- _Exercise description_:
Each line that follows is to be retyped exactly.
-- start --
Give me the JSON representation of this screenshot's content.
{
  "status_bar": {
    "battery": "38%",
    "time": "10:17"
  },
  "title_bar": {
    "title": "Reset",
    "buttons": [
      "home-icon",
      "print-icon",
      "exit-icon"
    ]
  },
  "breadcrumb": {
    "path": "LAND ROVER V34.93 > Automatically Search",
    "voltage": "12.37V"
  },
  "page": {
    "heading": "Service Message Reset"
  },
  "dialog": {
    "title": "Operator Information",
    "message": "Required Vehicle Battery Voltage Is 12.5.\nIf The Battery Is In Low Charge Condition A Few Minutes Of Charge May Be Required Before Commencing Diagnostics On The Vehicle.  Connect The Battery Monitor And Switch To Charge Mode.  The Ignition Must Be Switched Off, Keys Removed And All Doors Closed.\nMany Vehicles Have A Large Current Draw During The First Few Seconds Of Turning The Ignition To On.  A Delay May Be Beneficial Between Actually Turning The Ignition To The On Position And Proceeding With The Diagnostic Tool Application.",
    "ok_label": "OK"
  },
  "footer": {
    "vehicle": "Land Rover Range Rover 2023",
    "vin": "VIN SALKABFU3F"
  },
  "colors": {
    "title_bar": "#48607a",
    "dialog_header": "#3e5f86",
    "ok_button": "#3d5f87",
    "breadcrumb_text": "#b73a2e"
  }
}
-- end --
- _Finished answer_:
Give me the JSON representation of this screenshot's content.
{
  "status_bar": {
    "battery": "38%",
    "time": "10:17"
  },
  "title_bar": {
    "title": "Reset",
    "buttons": [
      "home-icon",
      "print-icon",
      "exit-icon"
    ]
  },
  "breadcrumb": {
    "path": "LAND ROVER V34.93 > Automatically Search",
    "voltage": "12.37V"
  },
  "page": {
    "heading": "Service Message Reset"
  },
  "dialog": {
    "title": "Operator Information",
    "message": "Required Vehicle Battery Voltage Is 12.5.\nIf The Battery Is In Low Charge Condition A Few Minutes Of Charge May Be Required Before Commencing Diagnostics On The Vehicle.  Connect The Battery Monitor And Switch To Charge Mode.  The Ignition Must Be Switched Off, Keys Removed And All Doors Closed.\nMany Vehicles Have A Large Current Draw During The First Few Seconds Of Turning The Ignition To On.  A Delay May Be Beneficial Between Actually Turning The Ignition To The On Position And Proceeding With The Diagnostic Tool Application.",
    "ok_label": "OK"
  },
  "footer": {
    "vehicle": "Land Rover Range Rover 2023",
    "vin": "VIN SALKABFU3F"
  },
  "colors": {
    "title_bar": "#48607a",
    "dialog_header": "#3e5f86",
    "ok_button": "#3d5f87",
    "breadcrumb_text": "#b73a2e"
  }
}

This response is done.